# TEXT SECTION:
• • •

#![feature(btree_range, collections_bound)]
#![deny(missing_docs)]

//! Overview
//! ---------
//! This library contains the internal data structure used by the ironstrom project
//!
//! Design goals
//! ---------------
//! - Lightning fast auto completion / type ahead lookups (~200 microseconds! per lookup)
//! - Not too much searchable text per entry, e.g: street names for locations or movie titles for movies
//! - High number of possible candidates (multiple gigabytes)
//! - It can be recommended, but must not be rquired to fit the whole data set into physical memory
//! - The LookupTable should use virtual memory and OS level optimization to handle larger data sets
//! - Full text search capability
//! - Optimized for hardly ever changing data sets, e.g.: All streets in a country
//! - No mulithreading if not absolutely required => Buy lookup speed with memory, not processing power!
//! - Optimize for returning a small number of matches, e.g: Find first 10 of 2 million movies that contain 'hero'
//! - Only one dimensional coarse sorting required, e.g: Fantasy books should be returnd before science fiction books
//! - Lazy stream/iterator based lookup implementation
//!

• • •

# RAW DATA:
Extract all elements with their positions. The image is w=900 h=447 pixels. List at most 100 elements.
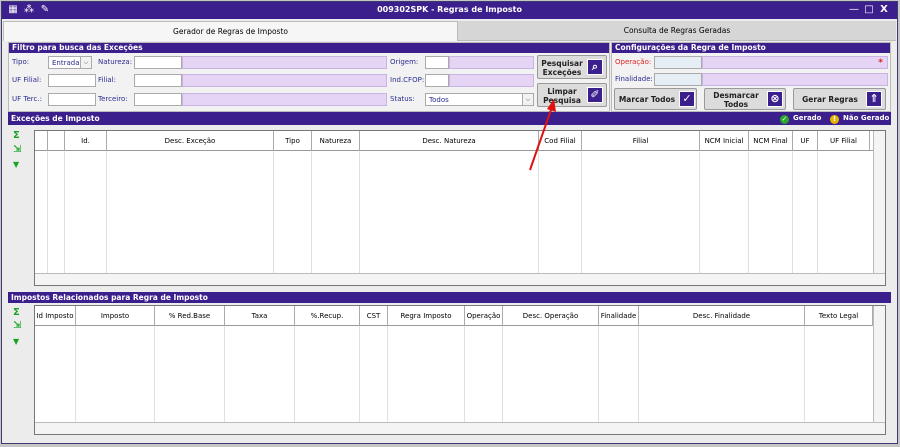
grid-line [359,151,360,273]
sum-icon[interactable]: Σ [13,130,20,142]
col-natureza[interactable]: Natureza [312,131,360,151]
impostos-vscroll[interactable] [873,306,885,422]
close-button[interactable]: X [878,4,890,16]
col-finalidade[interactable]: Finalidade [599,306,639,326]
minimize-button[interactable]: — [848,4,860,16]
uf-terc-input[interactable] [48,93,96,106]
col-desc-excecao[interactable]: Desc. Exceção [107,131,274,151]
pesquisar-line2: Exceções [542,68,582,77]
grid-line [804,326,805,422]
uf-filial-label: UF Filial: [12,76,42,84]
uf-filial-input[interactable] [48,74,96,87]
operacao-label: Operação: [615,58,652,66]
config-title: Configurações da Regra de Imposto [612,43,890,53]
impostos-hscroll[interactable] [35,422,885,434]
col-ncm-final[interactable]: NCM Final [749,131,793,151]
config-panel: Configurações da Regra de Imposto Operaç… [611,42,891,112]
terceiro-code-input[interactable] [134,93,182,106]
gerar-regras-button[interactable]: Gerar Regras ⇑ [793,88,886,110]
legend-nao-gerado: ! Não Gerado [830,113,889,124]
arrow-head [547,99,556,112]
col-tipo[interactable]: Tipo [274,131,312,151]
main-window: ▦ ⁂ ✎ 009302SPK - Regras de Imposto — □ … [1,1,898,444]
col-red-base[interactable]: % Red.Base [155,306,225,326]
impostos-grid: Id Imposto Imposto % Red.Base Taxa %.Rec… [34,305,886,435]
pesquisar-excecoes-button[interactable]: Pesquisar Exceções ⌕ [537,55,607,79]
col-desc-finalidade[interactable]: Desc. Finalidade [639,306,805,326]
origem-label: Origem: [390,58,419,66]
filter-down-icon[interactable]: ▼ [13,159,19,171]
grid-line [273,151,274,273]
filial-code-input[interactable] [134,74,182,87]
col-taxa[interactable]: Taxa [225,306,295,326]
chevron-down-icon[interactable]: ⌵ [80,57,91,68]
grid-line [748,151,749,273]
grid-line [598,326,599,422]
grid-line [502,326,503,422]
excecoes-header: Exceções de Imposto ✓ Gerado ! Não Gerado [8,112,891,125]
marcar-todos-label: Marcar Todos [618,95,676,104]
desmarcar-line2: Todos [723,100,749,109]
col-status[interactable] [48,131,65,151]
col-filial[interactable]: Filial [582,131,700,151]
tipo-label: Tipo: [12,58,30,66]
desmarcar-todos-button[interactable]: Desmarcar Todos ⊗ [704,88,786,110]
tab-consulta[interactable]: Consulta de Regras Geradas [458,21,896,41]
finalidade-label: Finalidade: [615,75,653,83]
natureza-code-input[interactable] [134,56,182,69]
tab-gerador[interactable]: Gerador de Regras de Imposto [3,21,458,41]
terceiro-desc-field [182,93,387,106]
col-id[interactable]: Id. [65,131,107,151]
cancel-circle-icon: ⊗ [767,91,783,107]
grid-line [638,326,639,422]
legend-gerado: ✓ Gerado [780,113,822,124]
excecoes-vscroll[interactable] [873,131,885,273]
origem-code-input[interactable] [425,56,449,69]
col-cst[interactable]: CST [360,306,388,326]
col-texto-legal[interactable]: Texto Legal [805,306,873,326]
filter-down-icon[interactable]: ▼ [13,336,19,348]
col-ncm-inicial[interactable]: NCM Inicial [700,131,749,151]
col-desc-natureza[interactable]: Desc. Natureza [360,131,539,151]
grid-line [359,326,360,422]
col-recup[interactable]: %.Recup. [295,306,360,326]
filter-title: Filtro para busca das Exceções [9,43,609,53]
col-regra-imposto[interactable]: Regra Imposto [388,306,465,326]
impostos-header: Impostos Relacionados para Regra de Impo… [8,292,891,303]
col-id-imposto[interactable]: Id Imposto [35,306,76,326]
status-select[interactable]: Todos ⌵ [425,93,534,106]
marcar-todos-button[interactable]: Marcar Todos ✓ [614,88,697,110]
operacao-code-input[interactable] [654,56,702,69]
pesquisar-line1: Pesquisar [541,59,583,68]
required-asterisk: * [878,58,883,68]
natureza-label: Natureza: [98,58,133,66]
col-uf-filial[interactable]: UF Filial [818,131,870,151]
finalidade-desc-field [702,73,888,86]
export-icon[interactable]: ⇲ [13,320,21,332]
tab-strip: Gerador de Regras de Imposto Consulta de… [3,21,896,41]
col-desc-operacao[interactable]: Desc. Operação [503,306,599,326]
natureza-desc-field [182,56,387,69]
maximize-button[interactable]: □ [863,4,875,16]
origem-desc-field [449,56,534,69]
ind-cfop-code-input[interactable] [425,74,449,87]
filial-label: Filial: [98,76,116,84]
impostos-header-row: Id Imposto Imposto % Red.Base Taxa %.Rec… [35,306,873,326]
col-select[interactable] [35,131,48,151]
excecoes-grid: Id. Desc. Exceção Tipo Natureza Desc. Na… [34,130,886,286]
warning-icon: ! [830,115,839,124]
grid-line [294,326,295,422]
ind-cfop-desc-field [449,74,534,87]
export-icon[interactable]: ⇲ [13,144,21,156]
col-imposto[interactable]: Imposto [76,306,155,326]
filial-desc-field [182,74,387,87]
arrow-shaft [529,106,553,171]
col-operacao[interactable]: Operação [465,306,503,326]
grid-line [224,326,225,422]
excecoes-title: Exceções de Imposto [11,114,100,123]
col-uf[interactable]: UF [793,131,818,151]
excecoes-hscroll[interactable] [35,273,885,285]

• • •

# WORK TO DO:
In the library overview, about how long should a single lookup take?

# TASK ANSWER:
About 200 microseconds per lookup.